# Action item:
Summarize the abstract on oxytocin and ethanol in two sentences.

# Study text:
# # # #

Bowen, Michael T. and Peters, Sebastian T. and Absalom, Nathan and Chebib, Mary and Neumann, Inga D. and McGregor, Iain S. (2015) Oxytocin prevents ethanol actions at delta subunit-containing GABA(A) receptors and attenuates ethanol-induced motor impairment in rats. PROCEEDINGS OF THE NATIONAL ACADEMY OF SCIENCES OF THE UNITED STATES OF AMERICA, 112 (10). pp. 3104-3109. ISSN 0027-8424,
Full text not available from this repository. (Request a copy)Abstract
Even moderate doses of alcohol cause considerable impairment of motor coordination, an effect that substantially involves potentiation of GABAergic activity at delta subunit-containing GABA(A) receptors (delta-GABA(A)Rs). Here, we demonstrate that oxytocin selectively attenuates ethanol-induced motor impairment and ethanol-induced increases in GABAergic activity at delta-GABA(A)Rs and that this effect does not involve the oxytocin receptor. Specifically, oxytocin (1 mu g i.c.v.) given before ethanol (1.5 g/kg i.p.) attenuated the sedation and ataxia induced by ethanol in the open-field locomotor test, wire-hanging test, and righting-reflex test in male rats. Using two-electrode voltage-clamp electrophysiology in Xenopus oocytes, oxytocin was found to completely block ethanol-enhanced activity at alpha 4 beta 1 delta and alpha 4 beta 3 delta recombinant GABA(A)Rs. Conversely, ethanol had no effect when applied to alpha 4 beta 1 or alpha 4 beta 3 cells, demonstrating the critical presence of the delta subunit in this effect. Oxytocin had no effect on the motor impairment or in vitro effects induced by the delta-selective GABA(A)R agonist 4,5,6,7-tetrahydroisoxazolo(5,4-c) pyridin-3-ol, which binds at a different site on delta-GABA(A)Rs than ethanol. Vasopressin, which is a nonapeptide with substantial structural similarity to oxytocin, did not alter ethanol effects at delta-GABA(A)Rs. This pattern of results confirms the specificity of the interaction between oxytocin and ethanol at delta-GABA(A)Rs. Finally, our in vitro constructs did not express any oxytocin receptors, meaning that the observed interactions occur directly at delta-GABA(A)Rs. The profound and direct interaction observed between oxytocin and ethanol at the behavioral and cellular level may have relevance for the development of novel therapeutics for alcohol intoxication and dependence.

# # # #

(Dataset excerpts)
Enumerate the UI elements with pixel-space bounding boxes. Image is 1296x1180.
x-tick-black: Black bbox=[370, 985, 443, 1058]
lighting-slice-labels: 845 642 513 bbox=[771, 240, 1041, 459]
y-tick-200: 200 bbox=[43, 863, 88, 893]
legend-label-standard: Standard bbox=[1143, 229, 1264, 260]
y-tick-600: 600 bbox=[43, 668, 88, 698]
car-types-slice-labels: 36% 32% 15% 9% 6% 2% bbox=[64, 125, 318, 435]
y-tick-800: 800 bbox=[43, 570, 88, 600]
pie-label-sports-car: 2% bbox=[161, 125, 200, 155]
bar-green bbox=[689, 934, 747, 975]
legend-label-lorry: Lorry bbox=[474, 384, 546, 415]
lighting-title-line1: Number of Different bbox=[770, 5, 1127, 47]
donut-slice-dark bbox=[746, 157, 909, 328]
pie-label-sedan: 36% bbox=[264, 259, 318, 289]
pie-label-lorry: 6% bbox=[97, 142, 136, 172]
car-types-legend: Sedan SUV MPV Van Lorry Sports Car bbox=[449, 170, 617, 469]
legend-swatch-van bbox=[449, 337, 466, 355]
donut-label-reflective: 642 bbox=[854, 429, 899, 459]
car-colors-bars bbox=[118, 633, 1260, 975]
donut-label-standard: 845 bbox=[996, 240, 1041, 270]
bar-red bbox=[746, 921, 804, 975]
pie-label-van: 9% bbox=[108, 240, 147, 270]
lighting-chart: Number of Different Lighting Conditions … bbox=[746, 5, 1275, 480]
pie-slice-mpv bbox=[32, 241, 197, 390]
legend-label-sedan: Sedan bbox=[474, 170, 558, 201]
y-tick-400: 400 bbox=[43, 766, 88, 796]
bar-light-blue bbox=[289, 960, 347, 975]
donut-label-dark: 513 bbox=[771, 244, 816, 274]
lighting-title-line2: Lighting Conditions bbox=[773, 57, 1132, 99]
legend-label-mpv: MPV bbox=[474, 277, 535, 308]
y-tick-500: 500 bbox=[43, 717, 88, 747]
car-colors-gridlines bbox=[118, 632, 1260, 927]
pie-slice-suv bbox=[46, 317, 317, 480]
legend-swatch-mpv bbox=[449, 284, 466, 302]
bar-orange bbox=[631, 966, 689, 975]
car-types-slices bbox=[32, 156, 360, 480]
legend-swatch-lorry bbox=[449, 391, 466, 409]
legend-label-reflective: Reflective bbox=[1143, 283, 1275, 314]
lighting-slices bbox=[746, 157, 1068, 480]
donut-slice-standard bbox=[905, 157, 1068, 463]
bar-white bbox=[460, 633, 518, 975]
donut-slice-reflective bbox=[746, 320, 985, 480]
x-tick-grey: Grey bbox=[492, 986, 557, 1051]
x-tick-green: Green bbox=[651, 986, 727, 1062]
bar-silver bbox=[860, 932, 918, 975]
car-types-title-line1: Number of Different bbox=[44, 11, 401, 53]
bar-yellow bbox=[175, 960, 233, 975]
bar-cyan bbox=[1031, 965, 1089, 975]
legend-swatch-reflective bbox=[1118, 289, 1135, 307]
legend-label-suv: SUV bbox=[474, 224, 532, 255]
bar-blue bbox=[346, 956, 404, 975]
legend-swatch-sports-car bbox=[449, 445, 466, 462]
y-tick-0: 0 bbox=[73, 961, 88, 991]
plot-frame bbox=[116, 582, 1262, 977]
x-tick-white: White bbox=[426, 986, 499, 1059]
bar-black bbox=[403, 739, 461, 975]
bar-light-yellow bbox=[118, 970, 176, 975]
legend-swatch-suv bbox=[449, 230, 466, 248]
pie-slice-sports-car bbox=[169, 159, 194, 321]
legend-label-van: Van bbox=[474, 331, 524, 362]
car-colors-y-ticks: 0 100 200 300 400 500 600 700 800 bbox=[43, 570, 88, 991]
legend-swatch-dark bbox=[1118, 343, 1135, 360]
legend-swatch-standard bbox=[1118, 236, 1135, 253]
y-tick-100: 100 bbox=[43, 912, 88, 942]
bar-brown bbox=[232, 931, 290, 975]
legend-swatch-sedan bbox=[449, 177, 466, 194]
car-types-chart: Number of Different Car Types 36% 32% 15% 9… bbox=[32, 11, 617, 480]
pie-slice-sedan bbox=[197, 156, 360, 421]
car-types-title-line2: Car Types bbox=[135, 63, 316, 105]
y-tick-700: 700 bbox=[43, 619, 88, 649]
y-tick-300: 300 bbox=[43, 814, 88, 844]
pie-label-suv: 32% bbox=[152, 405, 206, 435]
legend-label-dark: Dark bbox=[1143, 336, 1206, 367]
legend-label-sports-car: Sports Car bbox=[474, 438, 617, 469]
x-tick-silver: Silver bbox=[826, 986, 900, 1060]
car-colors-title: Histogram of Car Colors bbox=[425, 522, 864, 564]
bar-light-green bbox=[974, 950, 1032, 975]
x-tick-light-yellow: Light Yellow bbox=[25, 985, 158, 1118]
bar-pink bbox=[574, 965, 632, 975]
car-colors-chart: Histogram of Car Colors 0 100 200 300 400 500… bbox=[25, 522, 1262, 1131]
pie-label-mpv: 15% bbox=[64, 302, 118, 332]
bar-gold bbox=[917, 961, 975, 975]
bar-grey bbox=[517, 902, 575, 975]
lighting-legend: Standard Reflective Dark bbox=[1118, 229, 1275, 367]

# # # #

# Answer to the exercise:
Oxytocin given before ethanol attenuated ethanol-induced sedation and ataxia in male rats. It also completely blocked ethanol-enhanced activity at delta subunit-containing GABA(A) receptors expressed in Xenopus oocytes, an effect specific to oxytocin and occurring directly at these receptors rather than through the oxytocin receptor.